--- START OF Information supplied ---
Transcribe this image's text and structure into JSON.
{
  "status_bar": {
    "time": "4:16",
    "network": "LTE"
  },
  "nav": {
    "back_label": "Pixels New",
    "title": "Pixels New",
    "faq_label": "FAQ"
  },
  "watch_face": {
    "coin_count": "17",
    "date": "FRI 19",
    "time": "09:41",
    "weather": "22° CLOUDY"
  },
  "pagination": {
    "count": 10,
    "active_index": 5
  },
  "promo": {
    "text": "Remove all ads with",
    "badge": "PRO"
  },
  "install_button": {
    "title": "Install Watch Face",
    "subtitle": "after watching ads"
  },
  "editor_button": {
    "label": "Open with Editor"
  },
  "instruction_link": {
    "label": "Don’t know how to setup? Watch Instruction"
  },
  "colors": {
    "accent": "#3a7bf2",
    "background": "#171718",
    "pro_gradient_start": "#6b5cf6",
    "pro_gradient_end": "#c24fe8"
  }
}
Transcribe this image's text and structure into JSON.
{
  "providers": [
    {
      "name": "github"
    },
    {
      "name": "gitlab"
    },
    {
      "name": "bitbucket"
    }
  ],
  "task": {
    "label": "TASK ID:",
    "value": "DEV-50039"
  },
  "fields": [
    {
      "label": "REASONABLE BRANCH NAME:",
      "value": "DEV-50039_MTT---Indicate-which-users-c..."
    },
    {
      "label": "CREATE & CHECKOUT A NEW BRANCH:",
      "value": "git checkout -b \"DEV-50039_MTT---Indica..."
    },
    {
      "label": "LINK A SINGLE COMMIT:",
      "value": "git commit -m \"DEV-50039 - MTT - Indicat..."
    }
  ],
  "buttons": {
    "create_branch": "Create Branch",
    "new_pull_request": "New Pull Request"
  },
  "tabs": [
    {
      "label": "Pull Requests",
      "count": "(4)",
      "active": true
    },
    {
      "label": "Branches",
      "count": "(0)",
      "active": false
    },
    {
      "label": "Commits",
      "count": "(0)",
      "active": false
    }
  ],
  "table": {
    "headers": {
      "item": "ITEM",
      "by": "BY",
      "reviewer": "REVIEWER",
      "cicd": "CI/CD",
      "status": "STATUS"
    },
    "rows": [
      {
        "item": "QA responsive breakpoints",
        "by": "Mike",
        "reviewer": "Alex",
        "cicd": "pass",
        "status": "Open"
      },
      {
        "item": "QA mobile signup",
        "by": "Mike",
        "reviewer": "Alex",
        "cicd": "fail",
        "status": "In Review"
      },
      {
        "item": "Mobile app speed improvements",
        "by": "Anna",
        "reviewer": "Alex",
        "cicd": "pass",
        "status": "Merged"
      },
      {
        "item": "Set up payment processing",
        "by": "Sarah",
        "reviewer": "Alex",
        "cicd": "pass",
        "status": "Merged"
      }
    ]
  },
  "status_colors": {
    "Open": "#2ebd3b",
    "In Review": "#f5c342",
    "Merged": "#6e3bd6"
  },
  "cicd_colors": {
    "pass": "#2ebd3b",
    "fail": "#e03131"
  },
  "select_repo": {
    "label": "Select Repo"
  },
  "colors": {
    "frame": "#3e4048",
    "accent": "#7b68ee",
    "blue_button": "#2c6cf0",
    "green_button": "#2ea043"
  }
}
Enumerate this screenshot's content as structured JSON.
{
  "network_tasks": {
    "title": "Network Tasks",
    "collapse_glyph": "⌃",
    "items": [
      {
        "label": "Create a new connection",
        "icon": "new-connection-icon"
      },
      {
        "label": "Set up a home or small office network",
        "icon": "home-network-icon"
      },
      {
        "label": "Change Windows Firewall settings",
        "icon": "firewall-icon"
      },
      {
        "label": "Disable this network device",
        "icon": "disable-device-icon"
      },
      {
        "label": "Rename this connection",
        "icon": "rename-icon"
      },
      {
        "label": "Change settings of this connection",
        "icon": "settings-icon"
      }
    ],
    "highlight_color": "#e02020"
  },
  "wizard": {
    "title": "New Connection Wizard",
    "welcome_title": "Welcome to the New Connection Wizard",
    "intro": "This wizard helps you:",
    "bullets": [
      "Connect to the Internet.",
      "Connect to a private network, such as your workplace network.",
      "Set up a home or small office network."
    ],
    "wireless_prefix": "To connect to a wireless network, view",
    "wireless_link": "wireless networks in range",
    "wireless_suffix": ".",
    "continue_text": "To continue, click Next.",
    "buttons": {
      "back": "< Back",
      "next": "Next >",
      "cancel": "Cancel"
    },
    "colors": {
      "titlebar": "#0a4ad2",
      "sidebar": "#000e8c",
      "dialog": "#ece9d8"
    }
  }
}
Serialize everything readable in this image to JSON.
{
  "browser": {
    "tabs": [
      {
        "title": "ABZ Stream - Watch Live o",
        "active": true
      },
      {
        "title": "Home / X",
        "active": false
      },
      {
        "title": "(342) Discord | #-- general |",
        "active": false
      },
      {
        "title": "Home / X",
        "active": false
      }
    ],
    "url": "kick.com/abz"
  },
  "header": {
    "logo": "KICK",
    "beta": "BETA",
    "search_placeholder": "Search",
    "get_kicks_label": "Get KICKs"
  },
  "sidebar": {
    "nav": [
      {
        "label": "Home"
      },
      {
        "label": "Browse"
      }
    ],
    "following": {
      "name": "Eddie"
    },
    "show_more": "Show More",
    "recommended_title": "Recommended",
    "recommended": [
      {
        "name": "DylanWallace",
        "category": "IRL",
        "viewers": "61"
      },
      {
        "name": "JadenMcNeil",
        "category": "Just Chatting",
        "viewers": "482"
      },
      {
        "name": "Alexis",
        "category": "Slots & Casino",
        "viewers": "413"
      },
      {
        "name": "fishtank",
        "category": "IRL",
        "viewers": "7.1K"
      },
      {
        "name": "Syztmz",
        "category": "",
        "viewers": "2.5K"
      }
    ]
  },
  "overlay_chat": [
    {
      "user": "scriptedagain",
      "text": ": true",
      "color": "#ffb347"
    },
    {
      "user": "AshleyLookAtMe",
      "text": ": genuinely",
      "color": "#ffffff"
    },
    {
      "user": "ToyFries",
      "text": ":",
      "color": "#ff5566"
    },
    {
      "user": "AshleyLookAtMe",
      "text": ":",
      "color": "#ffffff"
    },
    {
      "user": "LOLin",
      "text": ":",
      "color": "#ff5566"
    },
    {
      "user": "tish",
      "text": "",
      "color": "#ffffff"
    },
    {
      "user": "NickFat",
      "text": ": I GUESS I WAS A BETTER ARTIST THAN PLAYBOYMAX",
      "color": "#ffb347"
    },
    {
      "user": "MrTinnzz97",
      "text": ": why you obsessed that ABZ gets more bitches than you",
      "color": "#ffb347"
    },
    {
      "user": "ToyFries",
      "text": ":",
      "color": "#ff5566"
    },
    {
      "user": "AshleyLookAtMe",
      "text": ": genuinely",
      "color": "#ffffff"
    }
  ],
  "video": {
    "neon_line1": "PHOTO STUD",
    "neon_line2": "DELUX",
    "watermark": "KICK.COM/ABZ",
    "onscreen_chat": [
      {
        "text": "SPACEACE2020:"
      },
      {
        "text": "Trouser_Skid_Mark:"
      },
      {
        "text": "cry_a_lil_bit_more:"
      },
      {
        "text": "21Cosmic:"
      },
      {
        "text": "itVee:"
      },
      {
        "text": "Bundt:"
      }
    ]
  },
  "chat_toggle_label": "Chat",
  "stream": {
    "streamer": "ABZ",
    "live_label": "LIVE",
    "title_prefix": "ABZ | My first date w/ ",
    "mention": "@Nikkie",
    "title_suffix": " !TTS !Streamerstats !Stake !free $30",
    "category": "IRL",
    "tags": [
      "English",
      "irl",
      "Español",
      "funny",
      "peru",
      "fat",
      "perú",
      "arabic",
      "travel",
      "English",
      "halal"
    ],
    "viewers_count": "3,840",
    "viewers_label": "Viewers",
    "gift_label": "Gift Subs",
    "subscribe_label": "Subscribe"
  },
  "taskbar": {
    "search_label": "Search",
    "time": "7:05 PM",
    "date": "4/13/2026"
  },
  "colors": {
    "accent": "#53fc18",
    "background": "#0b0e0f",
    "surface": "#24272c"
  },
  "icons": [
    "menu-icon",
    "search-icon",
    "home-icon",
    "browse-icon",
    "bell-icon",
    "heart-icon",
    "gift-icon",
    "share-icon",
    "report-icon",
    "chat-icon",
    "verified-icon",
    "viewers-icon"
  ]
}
--- END OF Information supplied ---
Exercise prompt: Copy out every line of the data that includes the word "JSON".

Final answer:
Transcribe this image's text and structure into JSON.
Transcribe this image's text and structure into JSON.
Enumerate this screenshot's content as structured JSON.
Serialize everything readable in this image to JSON.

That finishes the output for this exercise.